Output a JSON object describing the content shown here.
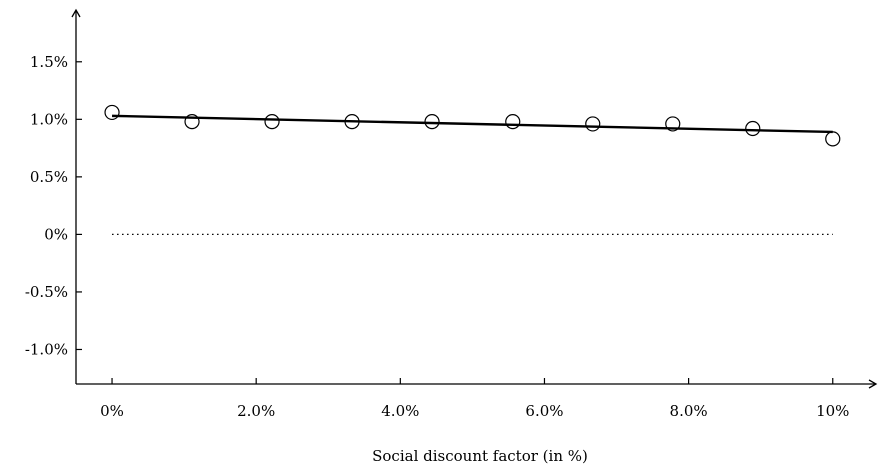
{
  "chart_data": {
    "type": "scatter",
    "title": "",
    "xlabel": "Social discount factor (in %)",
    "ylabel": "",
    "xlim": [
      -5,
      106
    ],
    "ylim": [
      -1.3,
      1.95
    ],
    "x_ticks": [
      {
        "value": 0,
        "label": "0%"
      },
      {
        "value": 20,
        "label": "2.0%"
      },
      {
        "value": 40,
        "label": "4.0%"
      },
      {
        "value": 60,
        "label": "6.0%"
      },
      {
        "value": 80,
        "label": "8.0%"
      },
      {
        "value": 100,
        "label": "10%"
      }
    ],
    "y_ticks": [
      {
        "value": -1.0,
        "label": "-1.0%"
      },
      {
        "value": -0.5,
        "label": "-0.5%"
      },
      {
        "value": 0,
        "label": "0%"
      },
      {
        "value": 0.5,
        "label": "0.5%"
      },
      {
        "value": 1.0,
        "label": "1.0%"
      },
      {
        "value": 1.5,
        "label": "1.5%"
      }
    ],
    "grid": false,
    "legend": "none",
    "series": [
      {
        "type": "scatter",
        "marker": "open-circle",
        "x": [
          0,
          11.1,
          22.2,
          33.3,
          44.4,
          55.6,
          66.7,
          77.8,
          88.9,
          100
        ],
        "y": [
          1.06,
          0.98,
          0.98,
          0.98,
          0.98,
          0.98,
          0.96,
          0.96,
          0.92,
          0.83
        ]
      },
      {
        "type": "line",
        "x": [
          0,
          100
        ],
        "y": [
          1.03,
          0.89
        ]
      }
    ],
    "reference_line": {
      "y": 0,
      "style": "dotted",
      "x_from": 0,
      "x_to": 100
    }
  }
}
..........
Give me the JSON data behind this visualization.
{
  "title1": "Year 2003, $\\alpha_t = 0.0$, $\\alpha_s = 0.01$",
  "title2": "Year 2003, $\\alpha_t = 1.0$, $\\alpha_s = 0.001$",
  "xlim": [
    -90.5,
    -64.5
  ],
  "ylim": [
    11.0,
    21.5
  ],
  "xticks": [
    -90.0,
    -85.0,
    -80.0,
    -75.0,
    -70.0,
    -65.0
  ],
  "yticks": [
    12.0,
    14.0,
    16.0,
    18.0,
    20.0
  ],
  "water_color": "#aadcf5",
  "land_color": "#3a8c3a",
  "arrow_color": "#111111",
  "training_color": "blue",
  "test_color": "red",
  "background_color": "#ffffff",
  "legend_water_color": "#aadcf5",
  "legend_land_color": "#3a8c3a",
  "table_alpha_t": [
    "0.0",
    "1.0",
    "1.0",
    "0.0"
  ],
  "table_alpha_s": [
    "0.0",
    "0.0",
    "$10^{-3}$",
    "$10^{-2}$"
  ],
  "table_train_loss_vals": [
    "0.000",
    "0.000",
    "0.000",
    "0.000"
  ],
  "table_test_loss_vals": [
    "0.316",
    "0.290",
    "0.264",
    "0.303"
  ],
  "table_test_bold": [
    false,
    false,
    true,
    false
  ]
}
..........
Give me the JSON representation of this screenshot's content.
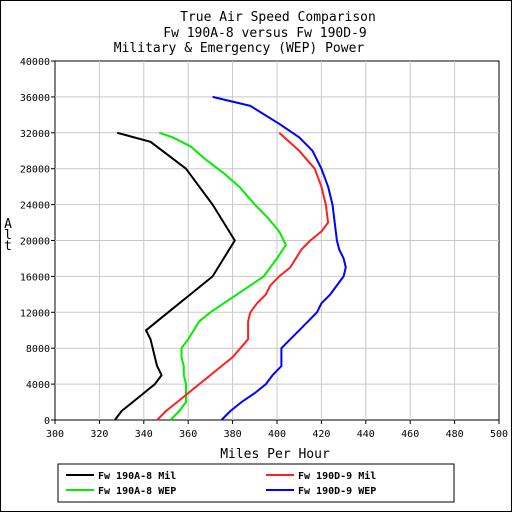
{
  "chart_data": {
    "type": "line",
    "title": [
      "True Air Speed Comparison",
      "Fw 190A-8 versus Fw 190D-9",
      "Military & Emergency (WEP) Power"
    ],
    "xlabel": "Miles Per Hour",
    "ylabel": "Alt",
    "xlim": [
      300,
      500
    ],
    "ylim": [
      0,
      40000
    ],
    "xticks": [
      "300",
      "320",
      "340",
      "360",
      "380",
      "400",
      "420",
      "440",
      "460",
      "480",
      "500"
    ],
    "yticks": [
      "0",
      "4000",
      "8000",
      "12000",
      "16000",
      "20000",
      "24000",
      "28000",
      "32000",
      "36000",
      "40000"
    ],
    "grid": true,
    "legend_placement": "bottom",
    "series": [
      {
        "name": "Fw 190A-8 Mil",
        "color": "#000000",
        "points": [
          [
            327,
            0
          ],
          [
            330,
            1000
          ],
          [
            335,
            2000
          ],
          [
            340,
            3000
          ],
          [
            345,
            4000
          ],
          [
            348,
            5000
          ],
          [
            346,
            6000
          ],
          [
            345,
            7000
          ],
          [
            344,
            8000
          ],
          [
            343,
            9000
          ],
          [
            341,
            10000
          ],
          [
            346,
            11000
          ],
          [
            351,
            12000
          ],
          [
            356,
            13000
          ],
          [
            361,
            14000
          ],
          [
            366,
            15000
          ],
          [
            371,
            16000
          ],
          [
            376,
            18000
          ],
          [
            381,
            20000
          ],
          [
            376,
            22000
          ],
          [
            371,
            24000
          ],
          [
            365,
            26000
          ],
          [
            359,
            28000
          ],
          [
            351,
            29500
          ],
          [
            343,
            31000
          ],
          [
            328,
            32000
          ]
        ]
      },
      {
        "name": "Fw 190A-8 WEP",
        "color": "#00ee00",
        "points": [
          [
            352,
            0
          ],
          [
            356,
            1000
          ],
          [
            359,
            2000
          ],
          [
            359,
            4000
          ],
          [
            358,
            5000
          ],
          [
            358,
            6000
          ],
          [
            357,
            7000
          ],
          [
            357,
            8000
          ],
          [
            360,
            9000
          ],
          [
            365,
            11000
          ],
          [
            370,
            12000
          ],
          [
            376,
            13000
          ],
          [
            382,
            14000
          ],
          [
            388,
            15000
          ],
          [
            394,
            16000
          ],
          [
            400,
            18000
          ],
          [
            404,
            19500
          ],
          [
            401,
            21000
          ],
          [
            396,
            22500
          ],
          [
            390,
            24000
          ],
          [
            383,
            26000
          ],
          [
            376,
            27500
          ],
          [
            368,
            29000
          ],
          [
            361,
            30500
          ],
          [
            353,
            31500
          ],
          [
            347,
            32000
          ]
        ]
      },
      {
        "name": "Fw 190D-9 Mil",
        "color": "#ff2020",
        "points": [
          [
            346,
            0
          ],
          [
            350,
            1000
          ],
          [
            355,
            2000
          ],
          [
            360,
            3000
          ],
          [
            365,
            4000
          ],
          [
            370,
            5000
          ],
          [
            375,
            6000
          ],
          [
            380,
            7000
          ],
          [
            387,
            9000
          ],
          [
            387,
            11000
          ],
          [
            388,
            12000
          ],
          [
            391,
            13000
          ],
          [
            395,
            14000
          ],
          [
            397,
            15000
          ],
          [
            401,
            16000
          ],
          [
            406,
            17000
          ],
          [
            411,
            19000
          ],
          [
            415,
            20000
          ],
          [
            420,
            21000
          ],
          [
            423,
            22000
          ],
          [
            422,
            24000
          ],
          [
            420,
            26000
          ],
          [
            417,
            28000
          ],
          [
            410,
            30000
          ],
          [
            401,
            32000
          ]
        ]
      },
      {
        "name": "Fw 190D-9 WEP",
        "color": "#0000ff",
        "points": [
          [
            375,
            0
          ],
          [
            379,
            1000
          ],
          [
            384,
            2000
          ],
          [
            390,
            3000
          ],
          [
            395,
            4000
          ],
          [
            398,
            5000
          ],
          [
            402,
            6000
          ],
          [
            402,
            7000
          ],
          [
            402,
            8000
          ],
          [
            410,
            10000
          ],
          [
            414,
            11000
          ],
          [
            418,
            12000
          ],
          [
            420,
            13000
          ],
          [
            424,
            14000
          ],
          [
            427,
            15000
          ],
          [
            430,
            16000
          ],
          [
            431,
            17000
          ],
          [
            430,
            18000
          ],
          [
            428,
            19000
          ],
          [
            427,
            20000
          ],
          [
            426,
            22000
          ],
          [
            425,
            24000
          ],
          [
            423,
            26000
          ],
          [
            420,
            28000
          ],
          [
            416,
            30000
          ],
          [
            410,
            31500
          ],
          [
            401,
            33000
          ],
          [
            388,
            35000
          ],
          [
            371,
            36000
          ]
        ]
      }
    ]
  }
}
..........
WRITTEN REQUEST: Pull out every line holding "JSON" from the records above, and copy it.

ANSWER TO THE PROBLEM:
Output a JSON object describing the content shown here.
Give me the JSON data behind this visualization.
Give me the JSON representation of this screenshot's content.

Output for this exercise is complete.